** Directive **
Quote every entry word for word.

* Begin Dataset records *

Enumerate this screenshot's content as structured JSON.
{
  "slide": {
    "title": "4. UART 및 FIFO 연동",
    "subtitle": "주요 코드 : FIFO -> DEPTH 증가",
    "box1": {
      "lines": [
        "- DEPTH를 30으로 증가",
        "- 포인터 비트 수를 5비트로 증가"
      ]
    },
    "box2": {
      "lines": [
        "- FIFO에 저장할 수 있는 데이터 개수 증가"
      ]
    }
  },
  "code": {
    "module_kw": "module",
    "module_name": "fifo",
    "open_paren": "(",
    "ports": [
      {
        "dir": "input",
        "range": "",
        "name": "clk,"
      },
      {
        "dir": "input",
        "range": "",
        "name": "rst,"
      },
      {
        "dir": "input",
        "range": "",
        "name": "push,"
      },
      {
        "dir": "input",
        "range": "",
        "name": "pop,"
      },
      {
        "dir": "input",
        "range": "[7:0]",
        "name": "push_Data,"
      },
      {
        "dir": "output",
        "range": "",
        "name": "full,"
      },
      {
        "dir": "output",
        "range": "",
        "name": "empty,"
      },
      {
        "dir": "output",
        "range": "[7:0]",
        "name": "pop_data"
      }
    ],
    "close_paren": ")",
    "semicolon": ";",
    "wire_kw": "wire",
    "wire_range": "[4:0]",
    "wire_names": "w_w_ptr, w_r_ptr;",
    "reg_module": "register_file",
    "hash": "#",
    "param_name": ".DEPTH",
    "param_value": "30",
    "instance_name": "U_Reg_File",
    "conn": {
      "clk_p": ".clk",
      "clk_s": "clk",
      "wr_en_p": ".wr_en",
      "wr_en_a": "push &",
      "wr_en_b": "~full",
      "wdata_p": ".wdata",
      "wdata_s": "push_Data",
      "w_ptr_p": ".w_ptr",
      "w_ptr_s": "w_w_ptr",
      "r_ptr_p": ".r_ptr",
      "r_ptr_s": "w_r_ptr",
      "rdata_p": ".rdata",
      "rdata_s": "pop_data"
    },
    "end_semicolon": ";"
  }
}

* End Dataset records *

** Solution for this task **
Enumerate this screenshot's content as structured JSON.
{
  "slide": {
    "title": "4. UART 및 FIFO 연동",
    "subtitle": "주요 코드 : FIFO -> DEPTH 증가",
    "box1": {
      "lines": [
        "- DEPTH를 30으로 증가",
        "- 포인터 비트 수를 5비트로 증가"
      ]
    },
    "box2": {
      "lines": [
        "- FIFO에 저장할 수 있는 데이터 개수 증가"
      ]
    }
  },
  "code": {
    "module_kw": "module",
    "module_name": "fifo",
    "open_paren": "(",
    "ports": [
      {
        "dir": "input",
        "range": "",
        "name": "clk,"
      },
      {
        "dir": "input",
        "range": "",
        "name": "rst,"
      },
      {
        "dir": "input",
        "range": "",
        "name": "push,"
      },
      {
        "dir": "input",
        "range": "",
        "name": "pop,"
      },
      {
        "dir": "input",
        "range": "[7:0]",
        "name": "push_Data,"
      },
      {
        "dir": "output",
        "range": "",
        "name": "full,"
      },
      {
        "dir": "output",
        "range": "",
        "name": "empty,"
      },
      {
        "dir": "output",
        "range": "[7:0]",
        "name": "pop_data"
      }
    ],
    "close_paren": ")",
    "semicolon": ";",
    "wire_kw": "wire",
    "wire_range": "[4:0]",
    "wire_names": "w_w_ptr, w_r_ptr;",
    "reg_module": "register_file",
    "hash": "#",
    "param_name": ".DEPTH",
    "param_value": "30",
    "instance_name": "U_Reg_File",
    "conn": {
      "clk_p": ".clk",
      "clk_s": "clk",
      "wr_en_p": ".wr_en",
      "wr_en_a": "push &",
      "wr_en_b": "~full",
      "wdata_p": ".wdata",
      "wdata_s": "push_Data",
      "w_ptr_p": ".w_ptr",
      "w_ptr_s": "w_w_ptr",
      "r_ptr_p": ".r_ptr",
      "r_ptr_s": "w_r_ptr",
      "rdata_p": ".rdata",
      "rdata_s": "pop_data"
    },
    "end_semicolon": ";"
  }
}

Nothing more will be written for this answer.